*Problem:* Show every line in the records below that contains the word "VARISLERI".

(Dataset items)
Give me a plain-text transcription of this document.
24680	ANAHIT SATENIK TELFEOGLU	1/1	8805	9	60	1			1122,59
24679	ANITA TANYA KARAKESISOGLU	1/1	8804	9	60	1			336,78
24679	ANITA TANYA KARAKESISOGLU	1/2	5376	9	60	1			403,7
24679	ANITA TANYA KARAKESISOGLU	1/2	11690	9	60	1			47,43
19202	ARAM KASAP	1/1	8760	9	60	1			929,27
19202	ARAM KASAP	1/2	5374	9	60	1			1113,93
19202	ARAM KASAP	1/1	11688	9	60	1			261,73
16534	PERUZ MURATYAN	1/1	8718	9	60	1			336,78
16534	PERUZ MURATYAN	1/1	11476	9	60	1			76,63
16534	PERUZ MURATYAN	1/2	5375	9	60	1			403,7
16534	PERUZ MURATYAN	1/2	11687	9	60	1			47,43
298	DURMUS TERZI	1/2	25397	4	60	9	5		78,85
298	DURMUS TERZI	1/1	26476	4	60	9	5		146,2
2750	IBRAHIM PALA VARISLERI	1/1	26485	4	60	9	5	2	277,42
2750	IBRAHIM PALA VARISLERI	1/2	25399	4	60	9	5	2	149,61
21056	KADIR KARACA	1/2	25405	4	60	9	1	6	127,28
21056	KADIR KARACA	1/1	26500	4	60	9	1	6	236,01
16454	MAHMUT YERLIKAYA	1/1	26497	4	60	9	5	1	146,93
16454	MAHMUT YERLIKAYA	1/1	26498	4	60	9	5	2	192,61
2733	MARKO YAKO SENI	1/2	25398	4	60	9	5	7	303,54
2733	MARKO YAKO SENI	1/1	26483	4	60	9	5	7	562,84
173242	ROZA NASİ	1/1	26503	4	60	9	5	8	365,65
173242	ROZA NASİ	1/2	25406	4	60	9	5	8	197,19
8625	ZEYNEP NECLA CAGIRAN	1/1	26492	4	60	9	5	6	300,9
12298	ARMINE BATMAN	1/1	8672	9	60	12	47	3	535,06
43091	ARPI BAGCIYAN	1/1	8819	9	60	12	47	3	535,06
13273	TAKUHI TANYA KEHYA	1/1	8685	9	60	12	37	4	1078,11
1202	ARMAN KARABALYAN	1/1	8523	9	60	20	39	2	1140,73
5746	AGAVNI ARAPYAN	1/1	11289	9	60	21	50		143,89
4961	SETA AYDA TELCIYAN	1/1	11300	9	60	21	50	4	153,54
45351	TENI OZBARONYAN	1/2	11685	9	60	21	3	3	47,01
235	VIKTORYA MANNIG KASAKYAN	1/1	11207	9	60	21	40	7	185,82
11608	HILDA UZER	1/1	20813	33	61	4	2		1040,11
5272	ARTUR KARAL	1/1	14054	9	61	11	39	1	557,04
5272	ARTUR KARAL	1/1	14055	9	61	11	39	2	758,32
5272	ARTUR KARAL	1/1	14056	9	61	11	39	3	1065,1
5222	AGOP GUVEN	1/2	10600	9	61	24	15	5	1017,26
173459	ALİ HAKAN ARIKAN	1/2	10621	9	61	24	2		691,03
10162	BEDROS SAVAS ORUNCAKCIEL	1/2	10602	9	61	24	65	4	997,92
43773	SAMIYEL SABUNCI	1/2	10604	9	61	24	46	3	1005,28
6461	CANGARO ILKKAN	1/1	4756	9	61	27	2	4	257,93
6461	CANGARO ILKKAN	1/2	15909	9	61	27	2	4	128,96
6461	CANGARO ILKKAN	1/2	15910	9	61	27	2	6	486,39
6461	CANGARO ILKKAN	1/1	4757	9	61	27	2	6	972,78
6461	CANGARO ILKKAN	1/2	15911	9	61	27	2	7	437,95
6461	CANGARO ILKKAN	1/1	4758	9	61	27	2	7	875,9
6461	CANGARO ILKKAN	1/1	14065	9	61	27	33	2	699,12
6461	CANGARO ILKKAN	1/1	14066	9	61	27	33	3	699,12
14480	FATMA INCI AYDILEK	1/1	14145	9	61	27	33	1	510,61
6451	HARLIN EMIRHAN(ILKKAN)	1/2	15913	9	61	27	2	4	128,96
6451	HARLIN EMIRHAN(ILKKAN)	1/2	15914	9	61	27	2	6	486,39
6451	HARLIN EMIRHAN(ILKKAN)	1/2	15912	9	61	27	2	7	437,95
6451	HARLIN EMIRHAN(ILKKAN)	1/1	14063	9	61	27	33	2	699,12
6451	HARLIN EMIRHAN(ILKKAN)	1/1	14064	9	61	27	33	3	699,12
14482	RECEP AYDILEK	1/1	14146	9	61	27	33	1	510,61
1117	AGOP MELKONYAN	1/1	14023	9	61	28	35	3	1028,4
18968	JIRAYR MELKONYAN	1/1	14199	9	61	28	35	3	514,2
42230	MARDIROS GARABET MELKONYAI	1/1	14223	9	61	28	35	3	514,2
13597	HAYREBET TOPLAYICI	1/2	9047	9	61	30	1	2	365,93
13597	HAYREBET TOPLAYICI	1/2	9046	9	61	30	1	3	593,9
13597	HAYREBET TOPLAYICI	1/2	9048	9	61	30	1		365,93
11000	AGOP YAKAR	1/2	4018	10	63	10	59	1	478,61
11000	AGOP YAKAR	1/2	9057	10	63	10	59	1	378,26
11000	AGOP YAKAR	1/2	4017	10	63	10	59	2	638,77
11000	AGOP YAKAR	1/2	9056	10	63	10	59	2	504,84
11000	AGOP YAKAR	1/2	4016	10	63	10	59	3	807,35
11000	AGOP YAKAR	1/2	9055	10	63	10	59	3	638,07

*Solved exercise:*
2750	IBRAHIM PALA VARISLERI	1/1	26485	4	60	9	5	2	277,42
2750	IBRAHIM PALA VARISLERI	1/2	25399	4	60	9	5	2	149,61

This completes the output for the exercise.